Work to do - In the records below, pick out all lines containing the word "object".

Input for this task -
== == ==

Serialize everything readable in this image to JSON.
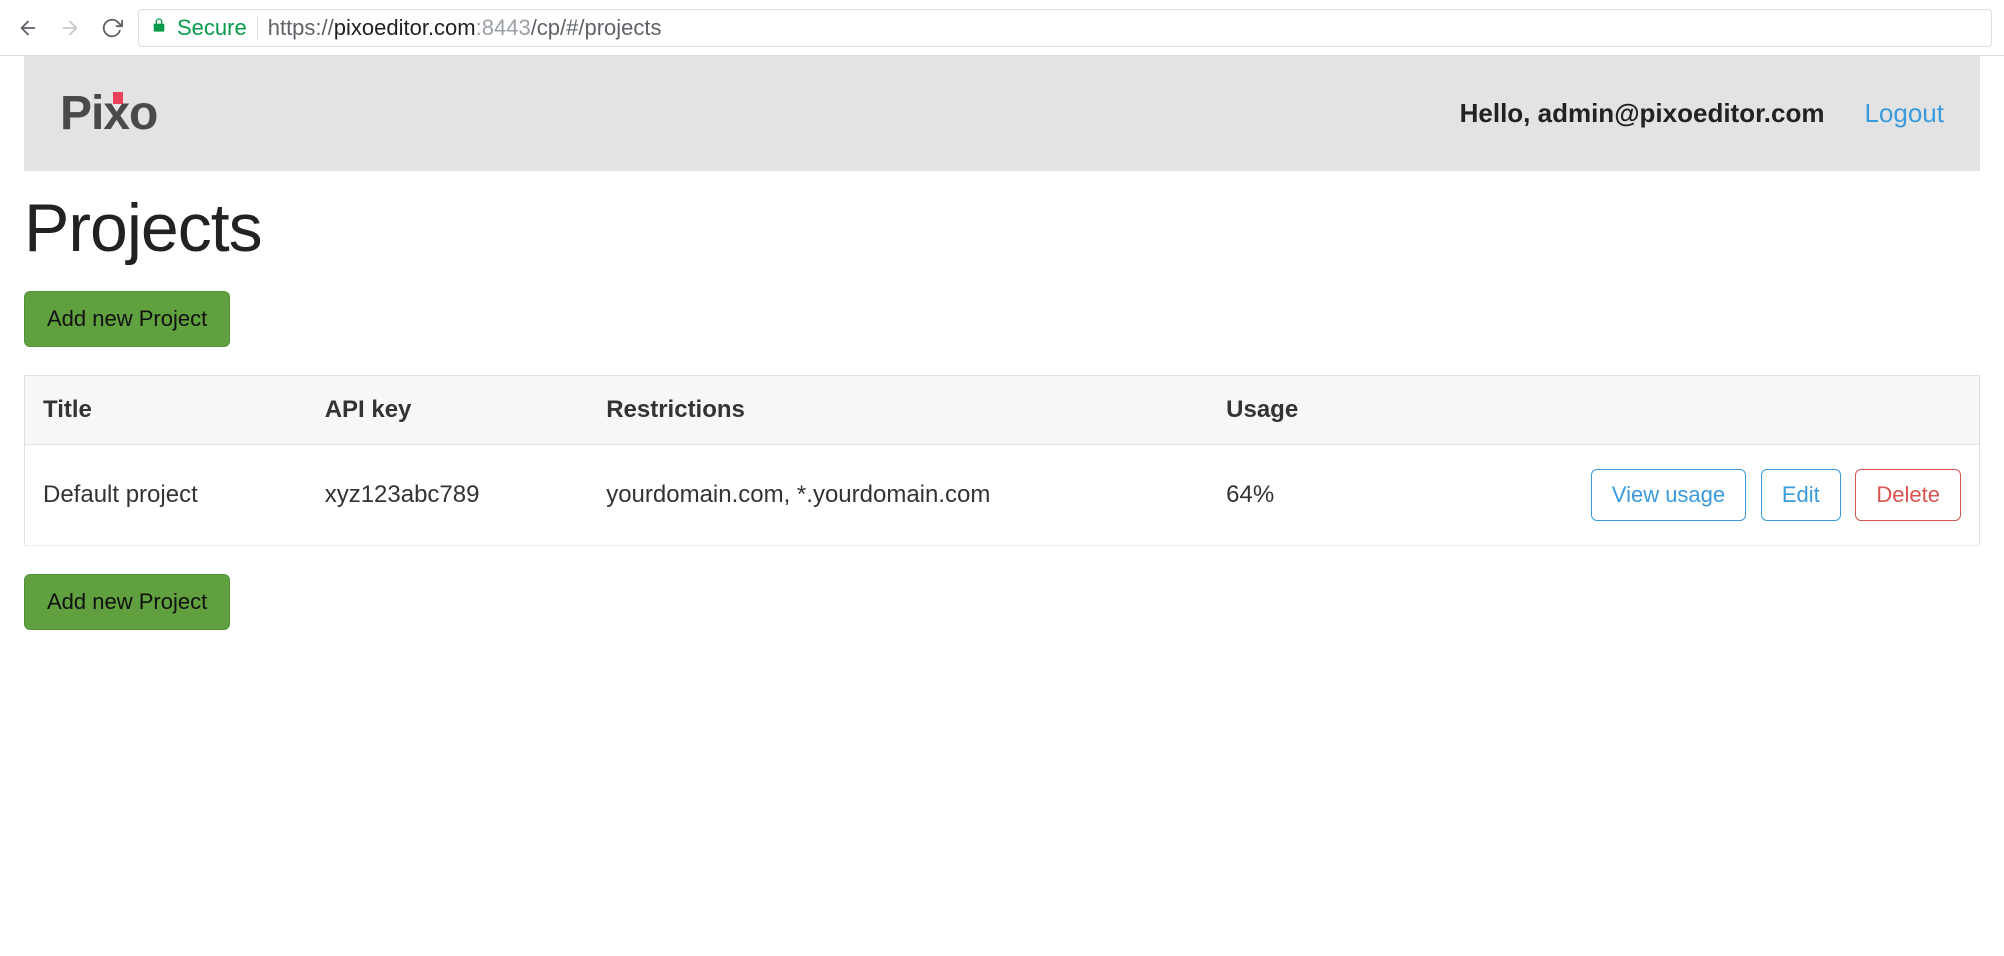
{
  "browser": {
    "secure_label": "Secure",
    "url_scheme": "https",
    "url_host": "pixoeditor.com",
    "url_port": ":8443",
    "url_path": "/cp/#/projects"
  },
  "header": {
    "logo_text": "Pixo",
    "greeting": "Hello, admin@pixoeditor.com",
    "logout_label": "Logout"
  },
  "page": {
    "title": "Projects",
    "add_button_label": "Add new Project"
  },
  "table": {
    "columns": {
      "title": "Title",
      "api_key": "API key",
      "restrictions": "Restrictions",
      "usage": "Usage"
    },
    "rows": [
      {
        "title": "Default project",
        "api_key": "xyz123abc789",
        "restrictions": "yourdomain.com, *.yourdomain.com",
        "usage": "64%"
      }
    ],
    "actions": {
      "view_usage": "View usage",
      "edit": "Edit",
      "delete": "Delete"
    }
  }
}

== == ==

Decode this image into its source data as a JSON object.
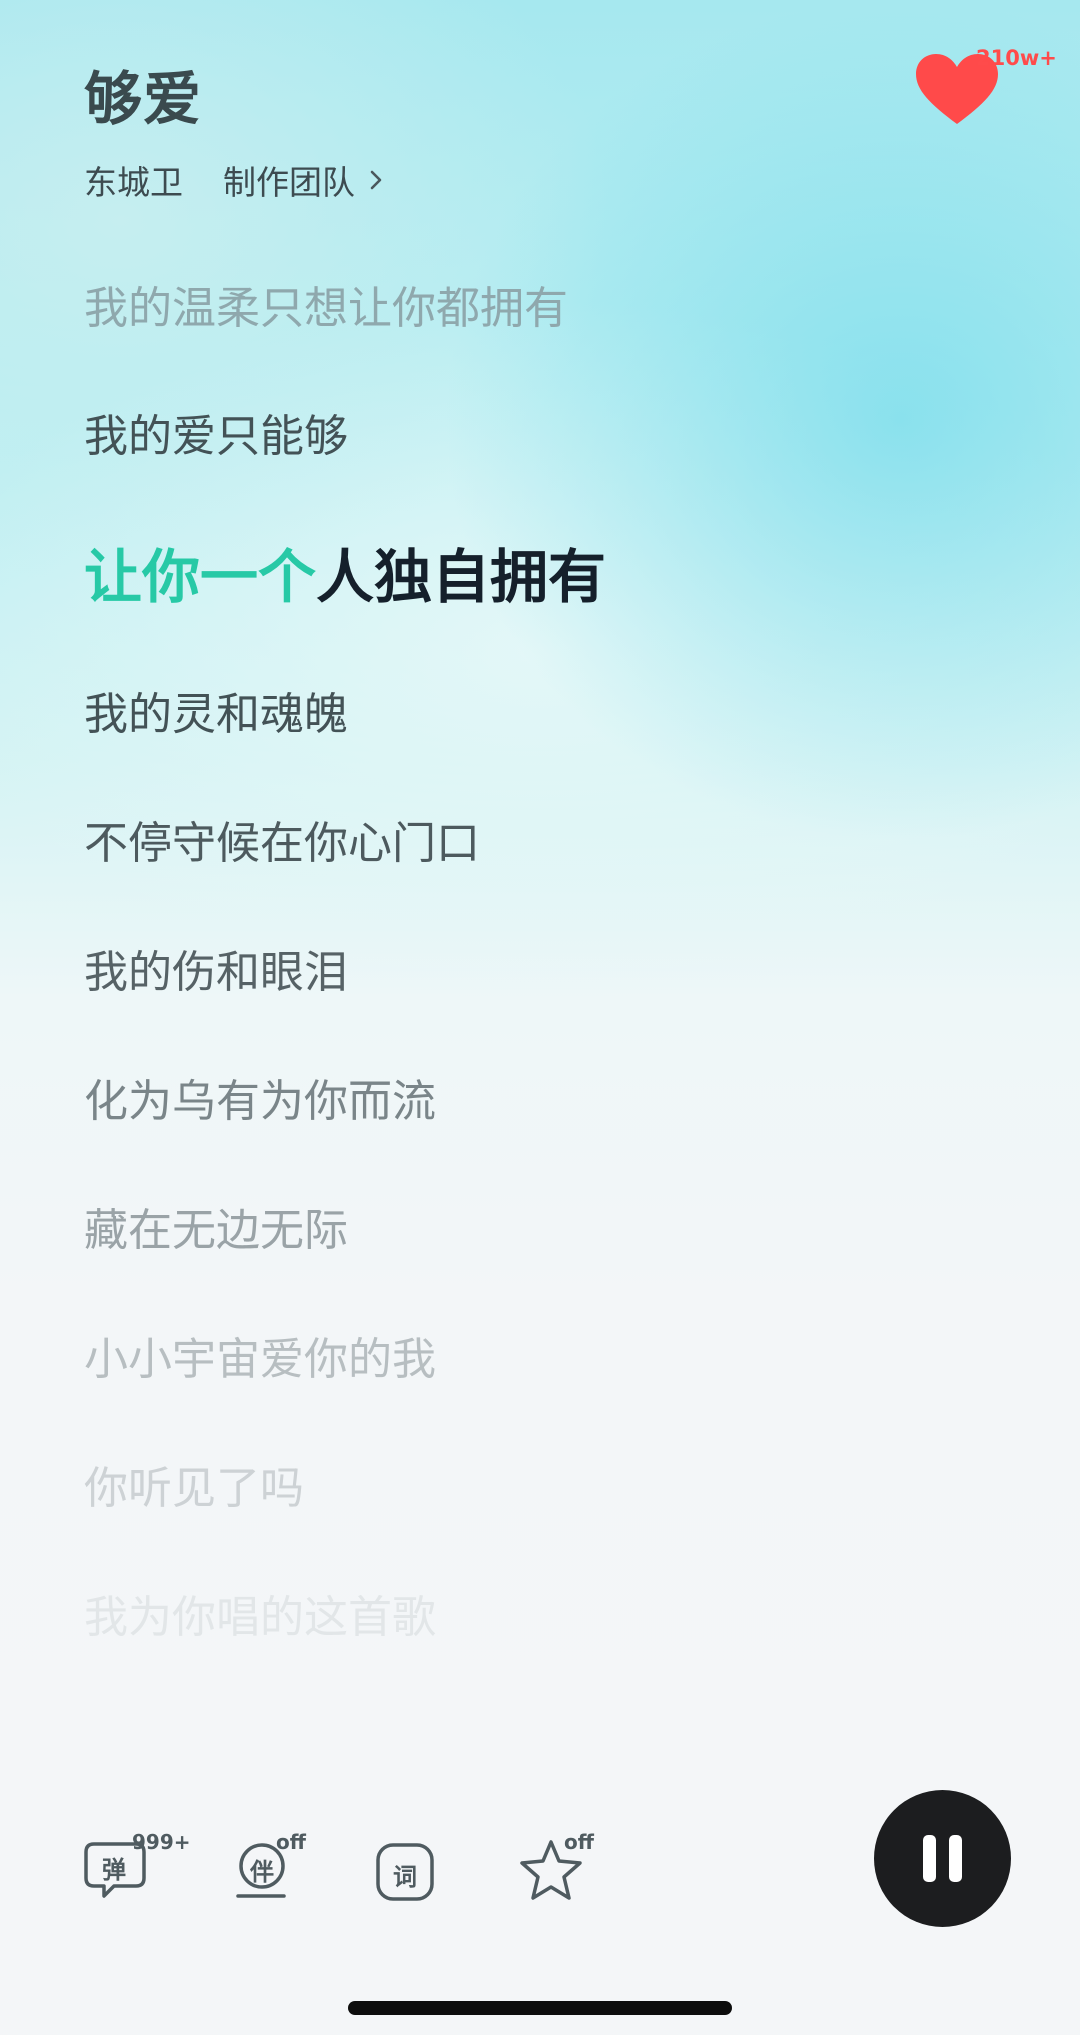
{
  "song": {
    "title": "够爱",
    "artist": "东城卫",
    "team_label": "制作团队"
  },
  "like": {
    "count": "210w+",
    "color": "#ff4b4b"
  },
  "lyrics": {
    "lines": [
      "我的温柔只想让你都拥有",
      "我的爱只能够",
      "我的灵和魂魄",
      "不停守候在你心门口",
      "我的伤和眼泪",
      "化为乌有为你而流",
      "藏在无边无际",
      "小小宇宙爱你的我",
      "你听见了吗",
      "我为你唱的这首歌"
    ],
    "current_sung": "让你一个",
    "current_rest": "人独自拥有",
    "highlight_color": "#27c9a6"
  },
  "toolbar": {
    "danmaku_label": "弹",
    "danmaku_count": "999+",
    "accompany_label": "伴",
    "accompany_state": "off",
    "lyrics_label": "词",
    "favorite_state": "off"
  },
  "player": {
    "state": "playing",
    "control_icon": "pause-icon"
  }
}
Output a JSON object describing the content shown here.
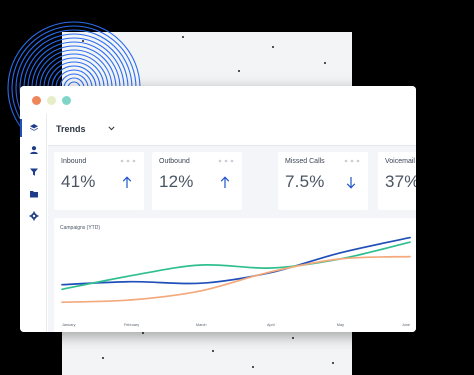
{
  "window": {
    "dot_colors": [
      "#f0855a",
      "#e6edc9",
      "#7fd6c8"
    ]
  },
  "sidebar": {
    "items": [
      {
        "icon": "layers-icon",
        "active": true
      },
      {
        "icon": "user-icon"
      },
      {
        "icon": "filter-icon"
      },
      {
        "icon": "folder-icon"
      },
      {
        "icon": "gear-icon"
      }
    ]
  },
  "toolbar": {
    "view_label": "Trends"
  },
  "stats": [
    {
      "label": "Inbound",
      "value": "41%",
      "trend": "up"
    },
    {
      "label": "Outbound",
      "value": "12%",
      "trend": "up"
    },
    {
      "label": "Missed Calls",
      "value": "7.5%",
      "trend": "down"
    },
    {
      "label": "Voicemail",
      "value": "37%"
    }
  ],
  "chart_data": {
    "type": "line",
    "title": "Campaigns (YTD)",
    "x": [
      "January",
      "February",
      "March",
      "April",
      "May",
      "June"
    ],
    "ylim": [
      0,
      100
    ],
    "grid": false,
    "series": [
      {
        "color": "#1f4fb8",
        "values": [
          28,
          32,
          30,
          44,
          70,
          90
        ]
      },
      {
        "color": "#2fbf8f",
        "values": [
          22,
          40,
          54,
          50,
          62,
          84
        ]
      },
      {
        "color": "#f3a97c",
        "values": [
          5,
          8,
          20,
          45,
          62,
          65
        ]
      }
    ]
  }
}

== == ==

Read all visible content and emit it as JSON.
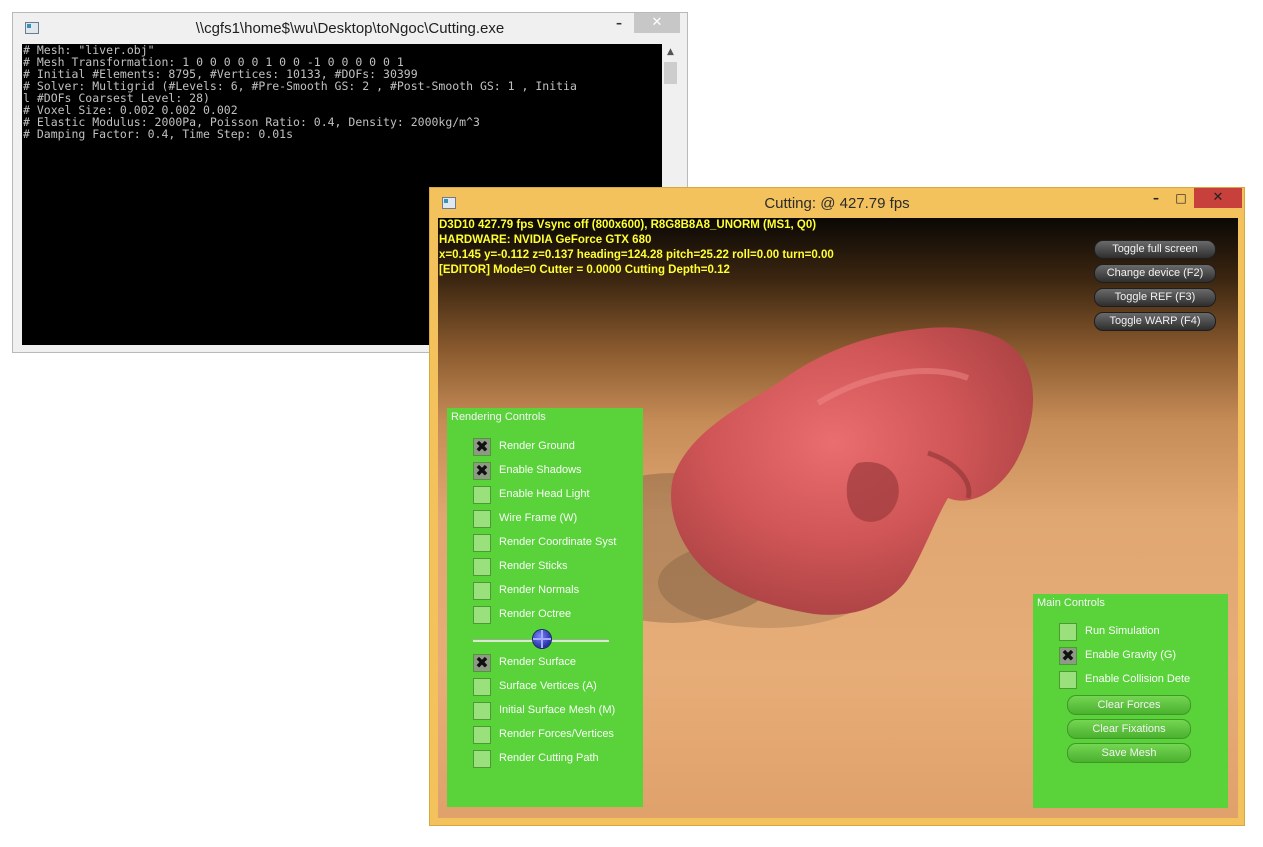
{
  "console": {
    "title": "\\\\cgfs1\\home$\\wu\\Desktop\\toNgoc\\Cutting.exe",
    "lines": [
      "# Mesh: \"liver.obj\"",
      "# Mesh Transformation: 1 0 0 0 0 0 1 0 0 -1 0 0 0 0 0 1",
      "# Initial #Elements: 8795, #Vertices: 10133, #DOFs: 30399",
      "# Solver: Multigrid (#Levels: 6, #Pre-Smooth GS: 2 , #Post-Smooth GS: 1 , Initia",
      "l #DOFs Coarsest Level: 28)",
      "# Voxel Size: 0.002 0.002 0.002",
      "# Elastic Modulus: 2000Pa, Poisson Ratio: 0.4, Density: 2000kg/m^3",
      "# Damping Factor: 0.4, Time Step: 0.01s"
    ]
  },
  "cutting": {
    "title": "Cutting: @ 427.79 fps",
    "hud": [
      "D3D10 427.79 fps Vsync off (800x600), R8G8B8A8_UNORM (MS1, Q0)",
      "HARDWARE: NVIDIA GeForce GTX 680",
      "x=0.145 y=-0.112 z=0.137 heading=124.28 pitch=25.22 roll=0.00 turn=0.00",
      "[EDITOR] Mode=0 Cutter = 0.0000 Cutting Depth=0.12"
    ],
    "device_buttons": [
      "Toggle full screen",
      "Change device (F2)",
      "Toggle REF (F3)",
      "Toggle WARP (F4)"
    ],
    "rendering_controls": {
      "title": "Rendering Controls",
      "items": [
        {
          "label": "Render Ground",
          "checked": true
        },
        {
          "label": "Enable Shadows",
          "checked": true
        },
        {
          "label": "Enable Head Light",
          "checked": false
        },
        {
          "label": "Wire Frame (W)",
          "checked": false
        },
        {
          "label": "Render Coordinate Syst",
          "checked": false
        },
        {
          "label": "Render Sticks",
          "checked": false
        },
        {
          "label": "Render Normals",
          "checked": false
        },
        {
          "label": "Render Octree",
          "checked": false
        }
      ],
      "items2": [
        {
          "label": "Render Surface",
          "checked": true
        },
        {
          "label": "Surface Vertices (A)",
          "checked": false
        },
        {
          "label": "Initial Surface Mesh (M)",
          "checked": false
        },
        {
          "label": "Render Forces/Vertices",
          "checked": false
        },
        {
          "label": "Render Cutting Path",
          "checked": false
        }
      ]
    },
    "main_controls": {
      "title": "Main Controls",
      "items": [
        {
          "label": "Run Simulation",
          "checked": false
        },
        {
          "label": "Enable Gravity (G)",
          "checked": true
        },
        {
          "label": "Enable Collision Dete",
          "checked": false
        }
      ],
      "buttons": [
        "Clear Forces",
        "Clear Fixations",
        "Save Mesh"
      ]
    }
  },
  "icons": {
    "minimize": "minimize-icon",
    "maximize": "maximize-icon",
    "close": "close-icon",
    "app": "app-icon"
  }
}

== == ==

Correct response -
Decode this image into its source data as a JSON object.
Output a JSON object describing the content shown here.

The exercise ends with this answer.